* [TASK]:
Write the records out again, precisely as they stand.

* [MATERIALS PROVIDED]:
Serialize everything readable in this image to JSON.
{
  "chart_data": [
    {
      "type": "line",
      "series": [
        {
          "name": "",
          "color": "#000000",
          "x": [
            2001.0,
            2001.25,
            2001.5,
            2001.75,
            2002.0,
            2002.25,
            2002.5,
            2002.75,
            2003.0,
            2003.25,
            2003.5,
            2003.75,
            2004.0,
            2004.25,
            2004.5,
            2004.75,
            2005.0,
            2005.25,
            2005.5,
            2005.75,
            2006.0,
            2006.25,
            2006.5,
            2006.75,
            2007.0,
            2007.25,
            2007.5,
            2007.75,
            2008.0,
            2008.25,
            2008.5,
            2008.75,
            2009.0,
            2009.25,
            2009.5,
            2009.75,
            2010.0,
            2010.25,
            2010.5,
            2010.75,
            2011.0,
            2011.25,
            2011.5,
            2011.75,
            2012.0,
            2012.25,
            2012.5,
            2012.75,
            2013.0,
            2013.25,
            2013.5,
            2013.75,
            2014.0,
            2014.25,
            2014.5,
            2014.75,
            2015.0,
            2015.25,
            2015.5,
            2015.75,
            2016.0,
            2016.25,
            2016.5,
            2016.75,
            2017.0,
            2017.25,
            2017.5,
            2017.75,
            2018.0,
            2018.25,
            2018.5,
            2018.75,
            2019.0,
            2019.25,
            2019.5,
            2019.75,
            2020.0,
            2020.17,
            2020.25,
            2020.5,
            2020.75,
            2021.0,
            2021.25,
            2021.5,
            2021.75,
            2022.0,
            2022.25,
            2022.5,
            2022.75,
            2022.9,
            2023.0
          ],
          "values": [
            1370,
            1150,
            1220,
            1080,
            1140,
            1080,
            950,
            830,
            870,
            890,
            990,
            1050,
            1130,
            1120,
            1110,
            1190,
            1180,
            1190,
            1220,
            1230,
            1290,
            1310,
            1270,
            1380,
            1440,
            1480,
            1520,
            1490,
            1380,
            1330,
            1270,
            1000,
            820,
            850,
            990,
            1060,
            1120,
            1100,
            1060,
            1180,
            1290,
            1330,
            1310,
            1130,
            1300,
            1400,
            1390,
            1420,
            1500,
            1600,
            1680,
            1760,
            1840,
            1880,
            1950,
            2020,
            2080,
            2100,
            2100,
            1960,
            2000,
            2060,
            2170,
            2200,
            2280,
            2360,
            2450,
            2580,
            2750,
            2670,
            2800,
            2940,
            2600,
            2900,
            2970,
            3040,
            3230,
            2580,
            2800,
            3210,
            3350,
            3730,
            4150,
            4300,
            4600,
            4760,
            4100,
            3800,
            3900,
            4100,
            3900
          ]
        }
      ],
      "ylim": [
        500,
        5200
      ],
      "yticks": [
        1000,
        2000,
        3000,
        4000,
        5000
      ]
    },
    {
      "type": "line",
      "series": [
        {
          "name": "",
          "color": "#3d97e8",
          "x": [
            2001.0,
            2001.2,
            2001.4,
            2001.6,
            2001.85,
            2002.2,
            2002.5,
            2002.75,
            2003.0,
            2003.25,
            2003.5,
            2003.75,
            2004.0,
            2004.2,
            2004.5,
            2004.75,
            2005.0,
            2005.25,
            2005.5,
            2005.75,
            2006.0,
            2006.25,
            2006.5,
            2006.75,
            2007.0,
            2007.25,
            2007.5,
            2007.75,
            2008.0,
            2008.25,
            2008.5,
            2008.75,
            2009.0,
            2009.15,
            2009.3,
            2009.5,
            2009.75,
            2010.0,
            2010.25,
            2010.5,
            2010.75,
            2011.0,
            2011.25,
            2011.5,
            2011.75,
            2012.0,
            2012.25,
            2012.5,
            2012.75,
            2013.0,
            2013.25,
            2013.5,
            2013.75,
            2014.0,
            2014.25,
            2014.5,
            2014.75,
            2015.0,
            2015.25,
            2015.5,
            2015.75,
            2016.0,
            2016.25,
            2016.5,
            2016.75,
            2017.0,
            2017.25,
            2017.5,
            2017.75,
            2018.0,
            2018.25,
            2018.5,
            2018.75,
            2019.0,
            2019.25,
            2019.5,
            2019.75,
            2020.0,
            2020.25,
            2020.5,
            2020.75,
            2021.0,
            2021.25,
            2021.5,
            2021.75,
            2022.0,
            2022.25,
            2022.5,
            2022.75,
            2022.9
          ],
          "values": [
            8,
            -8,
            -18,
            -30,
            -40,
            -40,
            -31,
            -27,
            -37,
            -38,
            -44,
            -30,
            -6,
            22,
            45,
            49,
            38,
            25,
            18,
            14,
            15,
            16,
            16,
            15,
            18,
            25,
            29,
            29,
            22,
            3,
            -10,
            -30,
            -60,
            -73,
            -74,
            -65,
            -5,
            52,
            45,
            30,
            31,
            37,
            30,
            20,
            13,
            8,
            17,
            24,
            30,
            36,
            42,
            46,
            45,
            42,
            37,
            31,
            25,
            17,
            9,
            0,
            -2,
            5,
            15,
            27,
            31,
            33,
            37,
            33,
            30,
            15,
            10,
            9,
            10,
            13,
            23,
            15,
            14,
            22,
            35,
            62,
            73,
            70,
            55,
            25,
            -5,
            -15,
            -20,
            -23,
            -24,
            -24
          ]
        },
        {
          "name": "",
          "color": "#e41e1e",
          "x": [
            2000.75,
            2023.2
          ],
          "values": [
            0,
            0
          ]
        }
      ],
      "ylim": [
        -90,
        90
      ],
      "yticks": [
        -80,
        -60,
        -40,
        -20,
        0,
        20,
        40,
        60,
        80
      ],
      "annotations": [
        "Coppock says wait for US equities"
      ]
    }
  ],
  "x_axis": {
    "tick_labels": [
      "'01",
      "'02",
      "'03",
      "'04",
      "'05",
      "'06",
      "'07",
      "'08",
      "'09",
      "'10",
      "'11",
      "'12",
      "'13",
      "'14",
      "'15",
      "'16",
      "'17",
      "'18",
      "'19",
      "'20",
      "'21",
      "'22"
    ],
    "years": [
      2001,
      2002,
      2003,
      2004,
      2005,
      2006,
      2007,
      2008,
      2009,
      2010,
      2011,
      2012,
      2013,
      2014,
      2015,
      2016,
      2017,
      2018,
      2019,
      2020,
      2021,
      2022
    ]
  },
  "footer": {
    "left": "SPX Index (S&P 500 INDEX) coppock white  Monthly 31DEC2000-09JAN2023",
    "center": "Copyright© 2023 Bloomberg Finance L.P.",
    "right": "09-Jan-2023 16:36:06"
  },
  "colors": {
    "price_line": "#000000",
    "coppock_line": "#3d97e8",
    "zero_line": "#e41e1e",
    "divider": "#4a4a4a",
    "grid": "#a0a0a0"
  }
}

* [EXERCISE ANSWER]:
Serialize everything readable in this image to JSON.
{
  "chart_data": [
    {
      "type": "line",
      "series": [
        {
          "name": "",
          "color": "#000000",
          "x": [
            2001.0,
            2001.25,
            2001.5,
            2001.75,
            2002.0,
            2002.25,
            2002.5,
            2002.75,
            2003.0,
            2003.25,
            2003.5,
            2003.75,
            2004.0,
            2004.25,
            2004.5,
            2004.75,
            2005.0,
            2005.25,
            2005.5,
            2005.75,
            2006.0,
            2006.25,
            2006.5,
            2006.75,
            2007.0,
            2007.25,
            2007.5,
            2007.75,
            2008.0,
            2008.25,
            2008.5,
            2008.75,
            2009.0,
            2009.25,
            2009.5,
            2009.75,
            2010.0,
            2010.25,
            2010.5,
            2010.75,
            2011.0,
            2011.25,
            2011.5,
            2011.75,
            2012.0,
            2012.25,
            2012.5,
            2012.75,
            2013.0,
            2013.25,
            2013.5,
            2013.75,
            2014.0,
            2014.25,
            2014.5,
            2014.75,
            2015.0,
            2015.25,
            2015.5,
            2015.75,
            2016.0,
            2016.25,
            2016.5,
            2016.75,
            2017.0,
            2017.25,
            2017.5,
            2017.75,
            2018.0,
            2018.25,
            2018.5,
            2018.75,
            2019.0,
            2019.25,
            2019.5,
            2019.75,
            2020.0,
            2020.17,
            2020.25,
            2020.5,
            2020.75,
            2021.0,
            2021.25,
            2021.5,
            2021.75,
            2022.0,
            2022.25,
            2022.5,
            2022.75,
            2022.9,
            2023.0
          ],
          "values": [
            1370,
            1150,
            1220,
            1080,
            1140,
            1080,
            950,
            830,
            870,
            890,
            990,
            1050,
            1130,
            1120,
            1110,
            1190,
            1180,
            1190,
            1220,
            1230,
            1290,
            1310,
            1270,
            1380,
            1440,
            1480,
            1520,
            1490,
            1380,
            1330,
            1270,
            1000,
            820,
            850,
            990,
            1060,
            1120,
            1100,
            1060,
            1180,
            1290,
            1330,
            1310,
            1130,
            1300,
            1400,
            1390,
            1420,
            1500,
            1600,
            1680,
            1760,
            1840,
            1880,
            1950,
            2020,
            2080,
            2100,
            2100,
            1960,
            2000,
            2060,
            2170,
            2200,
            2280,
            2360,
            2450,
            2580,
            2750,
            2670,
            2800,
            2940,
            2600,
            2900,
            2970,
            3040,
            3230,
            2580,
            2800,
            3210,
            3350,
            3730,
            4150,
            4300,
            4600,
            4760,
            4100,
            3800,
            3900,
            4100,
            3900
          ]
        }
      ],
      "ylim": [
        500,
        5200
      ],
      "yticks": [
        1000,
        2000,
        3000,
        4000,
        5000
      ]
    },
    {
      "type": "line",
      "series": [
        {
          "name": "",
          "color": "#3d97e8",
          "x": [
            2001.0,
            2001.2,
            2001.4,
            2001.6,
            2001.85,
            2002.2,
            2002.5,
            2002.75,
            2003.0,
            2003.25,
            2003.5,
            2003.75,
            2004.0,
            2004.2,
            2004.5,
            2004.75,
            2005.0,
            2005.25,
            2005.5,
            2005.75,
            2006.0,
            2006.25,
            2006.5,
            2006.75,
            2007.0,
            2007.25,
            2007.5,
            2007.75,
            2008.0,
            2008.25,
            2008.5,
            2008.75,
            2009.0,
            2009.15,
            2009.3,
            2009.5,
            2009.75,
            2010.0,
            2010.25,
            2010.5,
            2010.75,
            2011.0,
            2011.25,
            2011.5,
            2011.75,
            2012.0,
            2012.25,
            2012.5,
            2012.75,
            2013.0,
            2013.25,
            2013.5,
            2013.75,
            2014.0,
            2014.25,
            2014.5,
            2014.75,
            2015.0,
            2015.25,
            2015.5,
            2015.75,
            2016.0,
            2016.25,
            2016.5,
            2016.75,
            2017.0,
            2017.25,
            2017.5,
            2017.75,
            2018.0,
            2018.25,
            2018.5,
            2018.75,
            2019.0,
            2019.25,
            2019.5,
            2019.75,
            2020.0,
            2020.25,
            2020.5,
            2020.75,
            2021.0,
            2021.25,
            2021.5,
            2021.75,
            2022.0,
            2022.25,
            2022.5,
            2022.75,
            2022.9
          ],
          "values": [
            8,
            -8,
            -18,
            -30,
            -40,
            -40,
            -31,
            -27,
            -37,
            -38,
            -44,
            -30,
            -6,
            22,
            45,
            49,
            38,
            25,
            18,
            14,
            15,
            16,
            16,
            15,
            18,
            25,
            29,
            29,
            22,
            3,
            -10,
            -30,
            -60,
            -73,
            -74,
            -65,
            -5,
            52,
            45,
            30,
            31,
            37,
            30,
            20,
            13,
            8,
            17,
            24,
            30,
            36,
            42,
            46,
            45,
            42,
            37,
            31,
            25,
            17,
            9,
            0,
            -2,
            5,
            15,
            27,
            31,
            33,
            37,
            33,
            30,
            15,
            10,
            9,
            10,
            13,
            23,
            15,
            14,
            22,
            35,
            62,
            73,
            70,
            55,
            25,
            -5,
            -15,
            -20,
            -23,
            -24,
            -24
          ]
        },
        {
          "name": "",
          "color": "#e41e1e",
          "x": [
            2000.75,
            2023.2
          ],
          "values": [
            0,
            0
          ]
        }
      ],
      "ylim": [
        -90,
        90
      ],
      "yticks": [
        -80,
        -60,
        -40,
        -20,
        0,
        20,
        40,
        60,
        80
      ],
      "annotations": [
        "Coppock says wait for US equities"
      ]
    }
  ],
  "x_axis": {
    "tick_labels": [
      "'01",
      "'02",
      "'03",
      "'04",
      "'05",
      "'06",
      "'07",
      "'08",
      "'09",
      "'10",
      "'11",
      "'12",
      "'13",
      "'14",
      "'15",
      "'16",
      "'17",
      "'18",
      "'19",
      "'20",
      "'21",
      "'22"
    ],
    "years": [
      2001,
      2002,
      2003,
      2004,
      2005,
      2006,
      2007,
      2008,
      2009,
      2010,
      2011,
      2012,
      2013,
      2014,
      2015,
      2016,
      2017,
      2018,
      2019,
      2020,
      2021,
      2022
    ]
  },
  "footer": {
    "left": "SPX Index (S&P 500 INDEX) coppock white  Monthly 31DEC2000-09JAN2023",
    "center": "Copyright© 2023 Bloomberg Finance L.P.",
    "right": "09-Jan-2023 16:36:06"
  },
  "colors": {
    "price_line": "#000000",
    "coppock_line": "#3d97e8",
    "zero_line": "#e41e1e",
    "divider": "#4a4a4a",
    "grid": "#a0a0a0"
  }
}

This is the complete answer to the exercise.